Exercise brief: For the data below, report only the number of lines containing the string "capital".

Material provided:
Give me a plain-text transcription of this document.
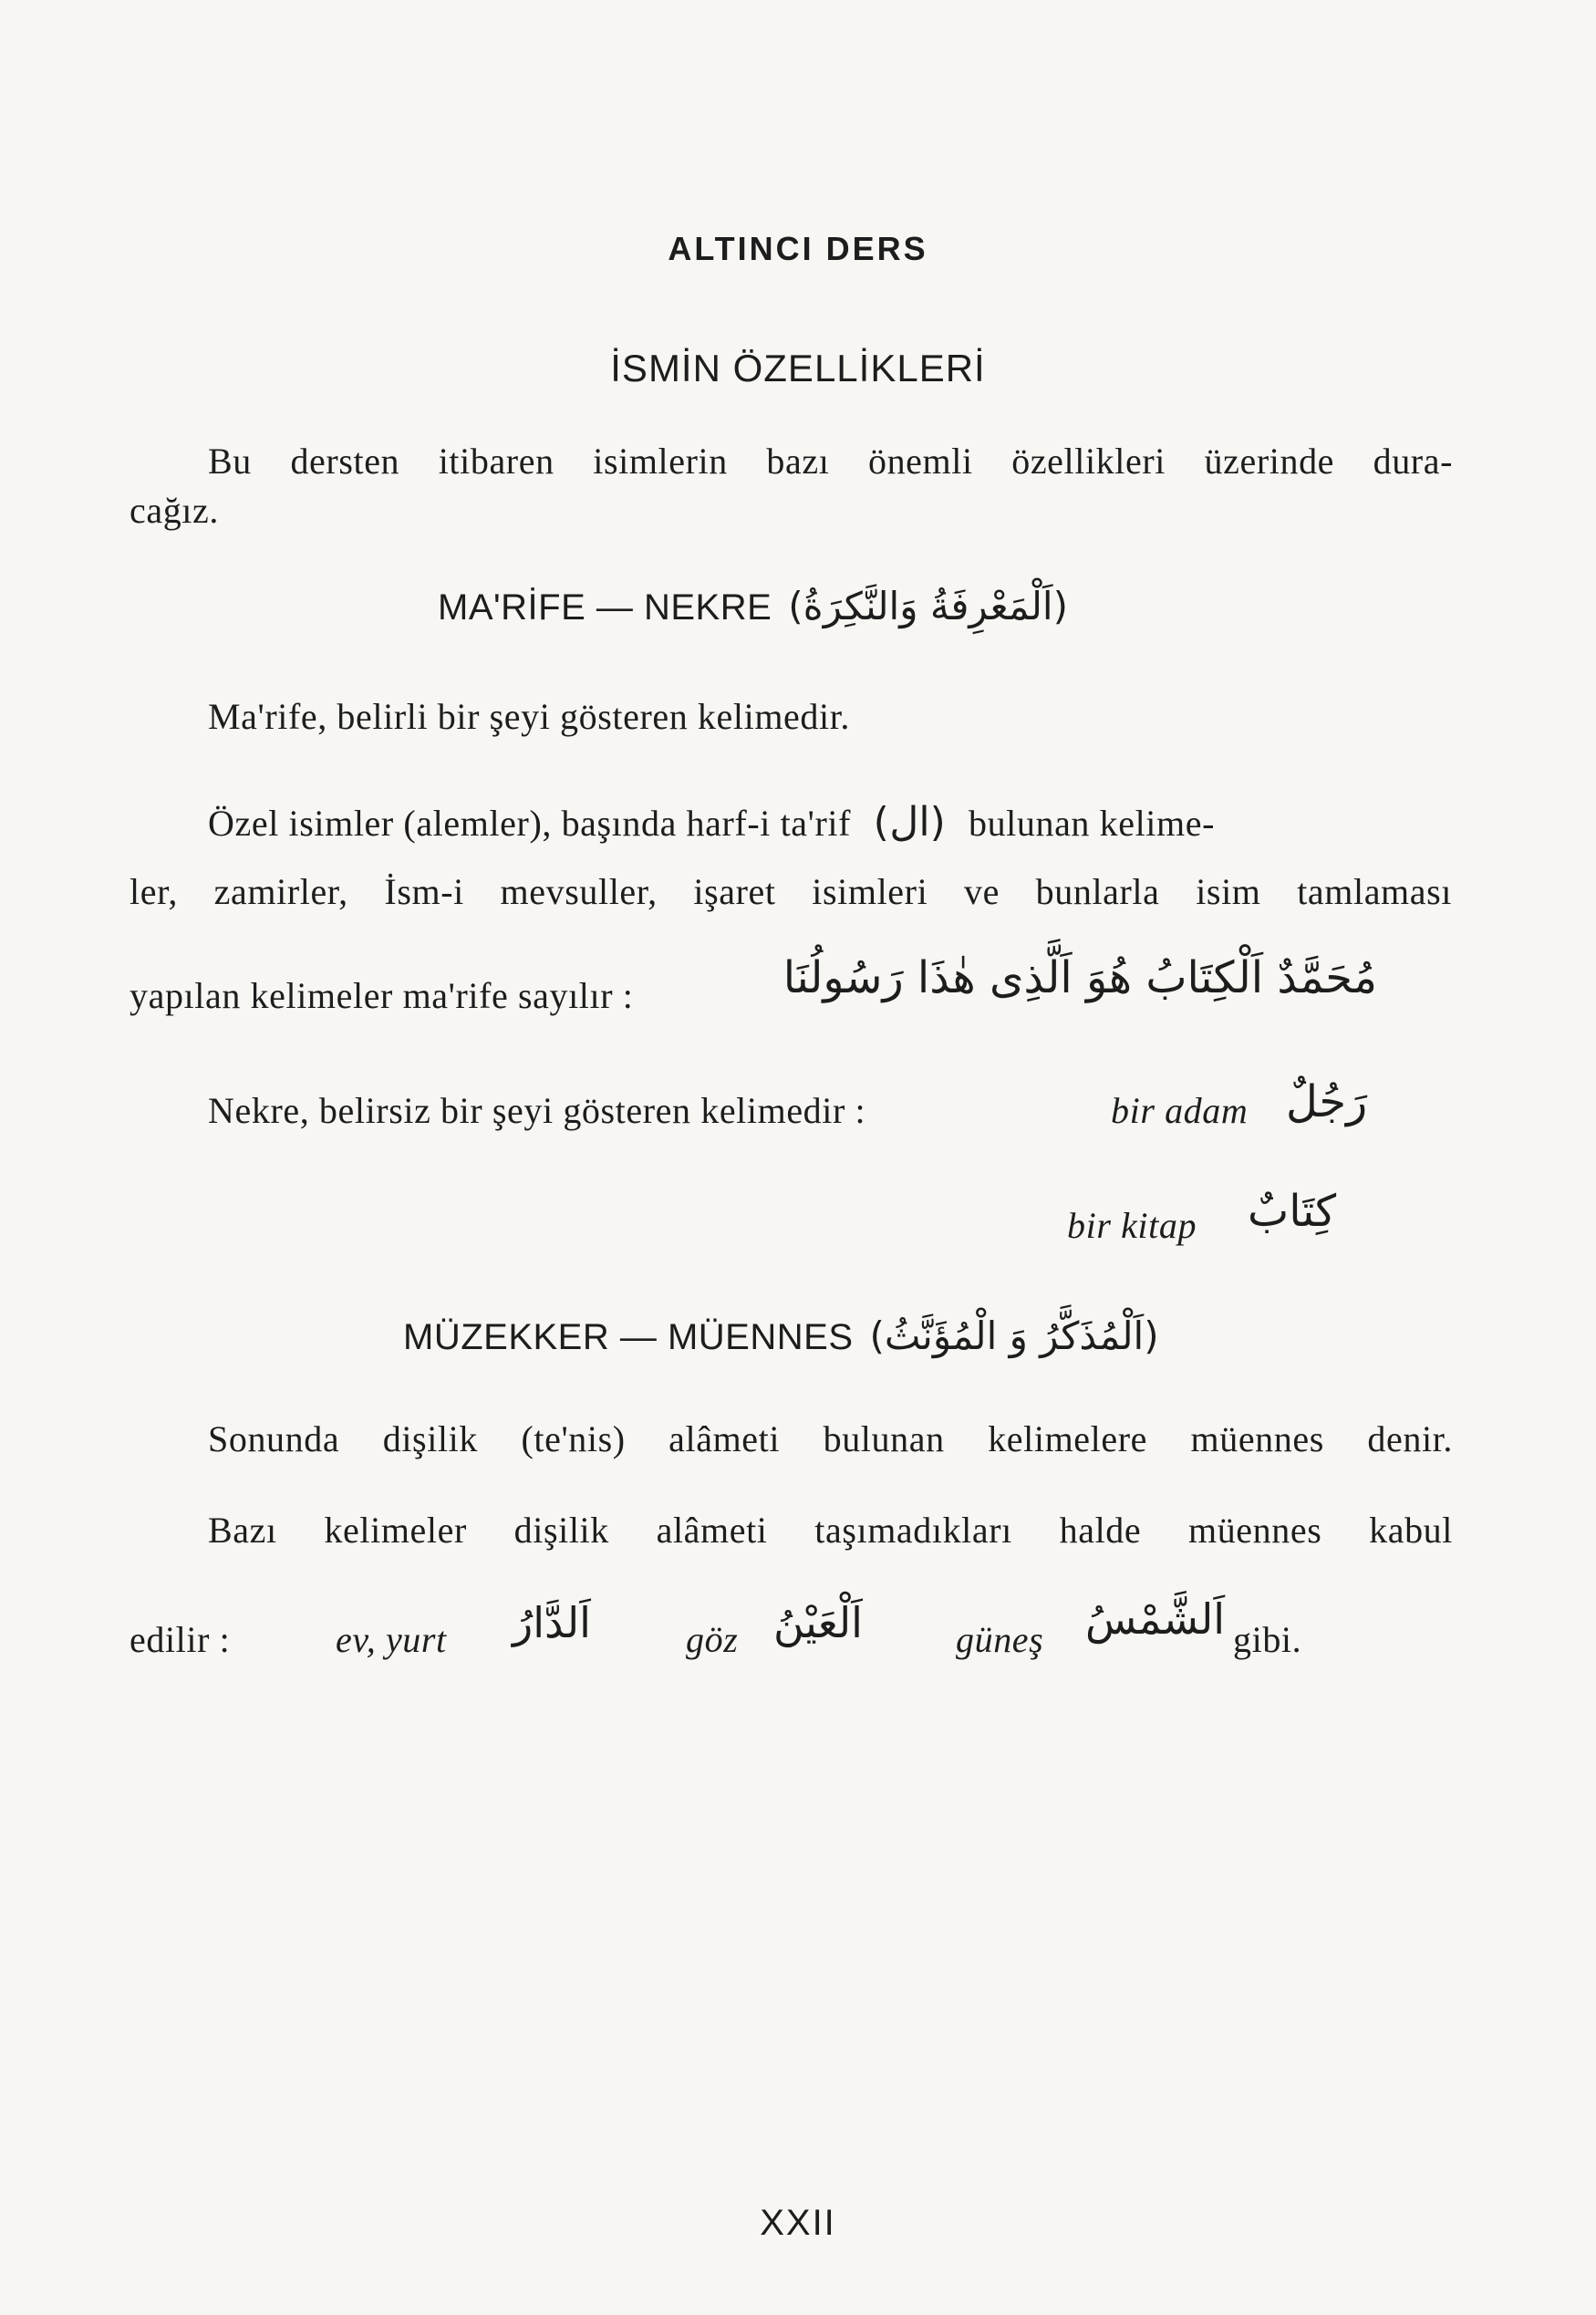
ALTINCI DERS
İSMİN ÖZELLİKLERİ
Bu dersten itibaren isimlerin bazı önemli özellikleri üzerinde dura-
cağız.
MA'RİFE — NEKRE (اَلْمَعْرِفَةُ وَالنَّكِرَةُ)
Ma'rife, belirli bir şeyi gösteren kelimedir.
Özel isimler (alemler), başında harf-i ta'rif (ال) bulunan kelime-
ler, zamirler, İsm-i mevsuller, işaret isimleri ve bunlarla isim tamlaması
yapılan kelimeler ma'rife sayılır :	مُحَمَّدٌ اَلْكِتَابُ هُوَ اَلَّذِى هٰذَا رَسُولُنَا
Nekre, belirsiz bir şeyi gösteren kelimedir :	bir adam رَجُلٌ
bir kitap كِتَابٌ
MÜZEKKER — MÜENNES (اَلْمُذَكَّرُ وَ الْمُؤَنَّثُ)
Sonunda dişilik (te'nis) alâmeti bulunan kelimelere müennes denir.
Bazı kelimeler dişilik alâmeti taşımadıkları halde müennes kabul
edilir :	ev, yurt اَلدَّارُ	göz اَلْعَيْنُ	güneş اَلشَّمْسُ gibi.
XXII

---

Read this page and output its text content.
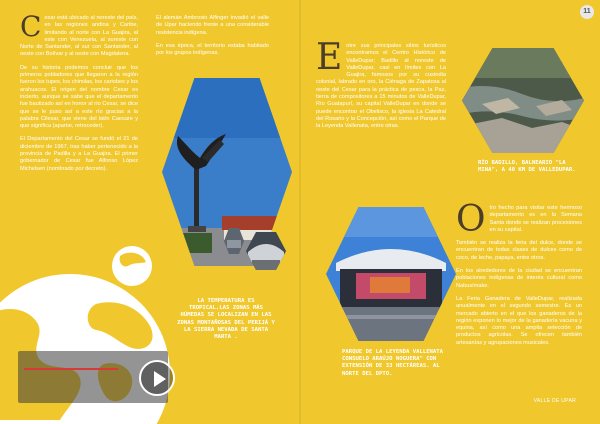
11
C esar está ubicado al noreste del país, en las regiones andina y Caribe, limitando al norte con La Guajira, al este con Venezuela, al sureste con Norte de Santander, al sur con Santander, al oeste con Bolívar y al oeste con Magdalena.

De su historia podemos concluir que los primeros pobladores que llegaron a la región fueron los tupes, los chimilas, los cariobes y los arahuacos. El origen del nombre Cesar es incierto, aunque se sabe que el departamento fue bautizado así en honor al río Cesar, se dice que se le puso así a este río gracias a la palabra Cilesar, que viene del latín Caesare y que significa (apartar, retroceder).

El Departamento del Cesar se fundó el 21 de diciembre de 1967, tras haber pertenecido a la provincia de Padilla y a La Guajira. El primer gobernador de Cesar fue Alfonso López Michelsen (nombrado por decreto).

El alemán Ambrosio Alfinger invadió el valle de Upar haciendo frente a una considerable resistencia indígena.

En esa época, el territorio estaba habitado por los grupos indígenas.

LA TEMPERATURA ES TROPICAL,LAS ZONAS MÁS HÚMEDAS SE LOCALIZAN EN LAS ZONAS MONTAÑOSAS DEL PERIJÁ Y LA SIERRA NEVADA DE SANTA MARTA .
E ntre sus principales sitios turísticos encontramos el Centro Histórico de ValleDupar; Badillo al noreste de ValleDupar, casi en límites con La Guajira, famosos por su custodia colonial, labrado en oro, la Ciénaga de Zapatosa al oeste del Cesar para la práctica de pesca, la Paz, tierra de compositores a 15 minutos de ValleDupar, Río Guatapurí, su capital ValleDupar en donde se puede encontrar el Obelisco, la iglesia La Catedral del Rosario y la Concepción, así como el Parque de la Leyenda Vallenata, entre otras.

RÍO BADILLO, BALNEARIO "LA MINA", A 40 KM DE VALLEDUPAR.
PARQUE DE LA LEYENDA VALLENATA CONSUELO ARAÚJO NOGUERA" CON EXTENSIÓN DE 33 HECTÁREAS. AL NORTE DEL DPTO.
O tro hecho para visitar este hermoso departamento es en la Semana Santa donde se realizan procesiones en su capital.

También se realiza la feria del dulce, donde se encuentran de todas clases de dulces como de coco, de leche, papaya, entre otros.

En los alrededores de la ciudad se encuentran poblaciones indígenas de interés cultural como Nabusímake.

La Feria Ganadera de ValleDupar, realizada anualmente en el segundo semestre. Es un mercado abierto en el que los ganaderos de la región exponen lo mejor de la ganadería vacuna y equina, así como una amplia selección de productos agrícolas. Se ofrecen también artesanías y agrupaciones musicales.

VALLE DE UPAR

---

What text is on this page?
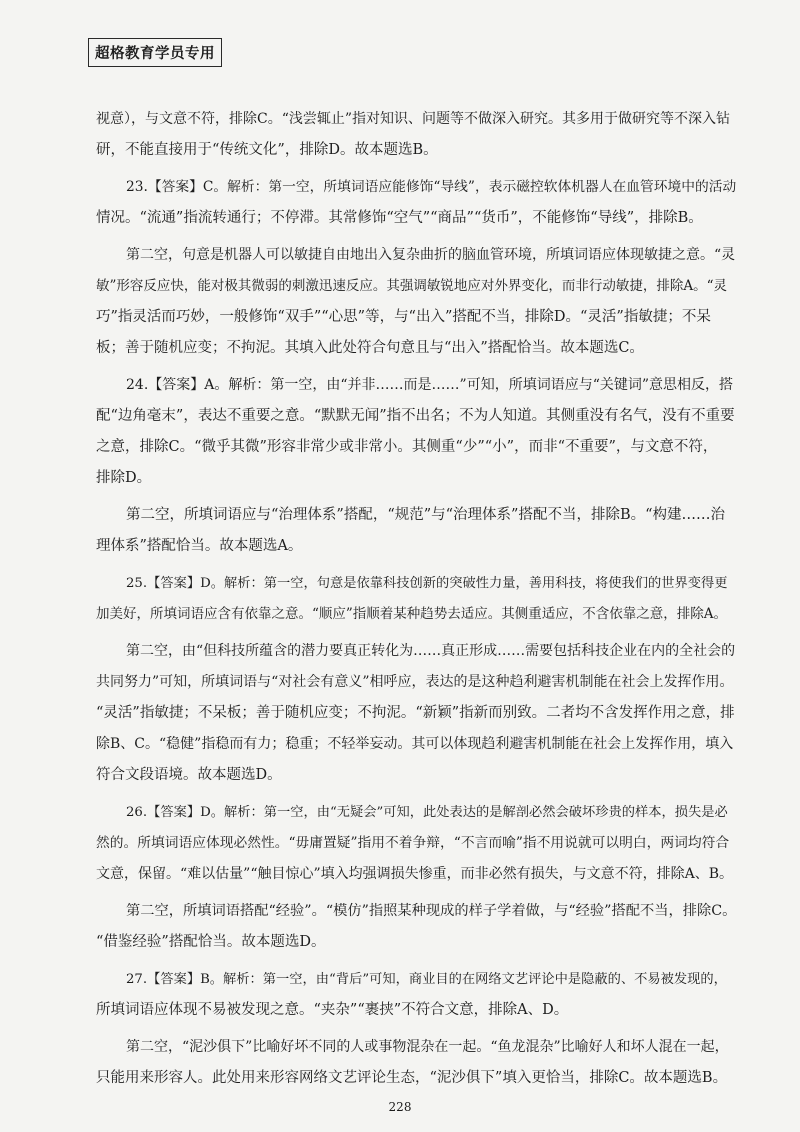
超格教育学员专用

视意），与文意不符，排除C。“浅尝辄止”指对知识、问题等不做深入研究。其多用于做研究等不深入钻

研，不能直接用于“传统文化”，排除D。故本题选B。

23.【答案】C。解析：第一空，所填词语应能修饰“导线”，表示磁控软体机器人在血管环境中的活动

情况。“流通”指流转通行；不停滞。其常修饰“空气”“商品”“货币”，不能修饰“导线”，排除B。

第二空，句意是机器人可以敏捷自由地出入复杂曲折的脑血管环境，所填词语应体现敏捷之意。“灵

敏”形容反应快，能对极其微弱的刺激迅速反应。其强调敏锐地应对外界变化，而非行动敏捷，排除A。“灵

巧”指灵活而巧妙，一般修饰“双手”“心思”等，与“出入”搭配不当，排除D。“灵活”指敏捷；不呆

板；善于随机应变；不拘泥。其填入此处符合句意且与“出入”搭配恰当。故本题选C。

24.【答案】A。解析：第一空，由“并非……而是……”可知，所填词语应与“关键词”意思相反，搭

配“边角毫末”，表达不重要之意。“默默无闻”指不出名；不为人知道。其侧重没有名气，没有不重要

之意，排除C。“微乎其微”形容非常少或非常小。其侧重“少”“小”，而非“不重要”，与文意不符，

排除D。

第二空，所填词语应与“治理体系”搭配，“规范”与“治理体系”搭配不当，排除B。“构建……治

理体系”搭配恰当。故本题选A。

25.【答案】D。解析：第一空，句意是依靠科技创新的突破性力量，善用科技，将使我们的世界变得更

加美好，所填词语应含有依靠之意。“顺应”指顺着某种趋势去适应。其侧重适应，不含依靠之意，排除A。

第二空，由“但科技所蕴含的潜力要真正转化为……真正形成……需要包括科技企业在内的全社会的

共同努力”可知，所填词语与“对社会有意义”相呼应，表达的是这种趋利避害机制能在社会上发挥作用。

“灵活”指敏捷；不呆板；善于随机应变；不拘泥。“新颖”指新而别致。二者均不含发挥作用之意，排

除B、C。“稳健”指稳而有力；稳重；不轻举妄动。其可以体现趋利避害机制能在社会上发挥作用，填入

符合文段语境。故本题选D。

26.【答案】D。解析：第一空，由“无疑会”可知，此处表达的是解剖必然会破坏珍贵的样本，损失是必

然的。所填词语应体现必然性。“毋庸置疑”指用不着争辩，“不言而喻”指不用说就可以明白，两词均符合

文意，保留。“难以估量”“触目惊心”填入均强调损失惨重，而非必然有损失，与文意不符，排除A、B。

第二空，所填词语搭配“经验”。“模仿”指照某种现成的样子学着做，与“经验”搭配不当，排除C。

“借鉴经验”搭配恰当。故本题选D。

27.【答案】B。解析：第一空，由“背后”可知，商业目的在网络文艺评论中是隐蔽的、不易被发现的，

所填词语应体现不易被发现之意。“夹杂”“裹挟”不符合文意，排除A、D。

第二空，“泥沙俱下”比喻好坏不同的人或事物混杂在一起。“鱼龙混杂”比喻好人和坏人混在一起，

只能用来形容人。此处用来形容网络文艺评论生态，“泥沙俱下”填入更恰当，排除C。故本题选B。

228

Reply to the task: 2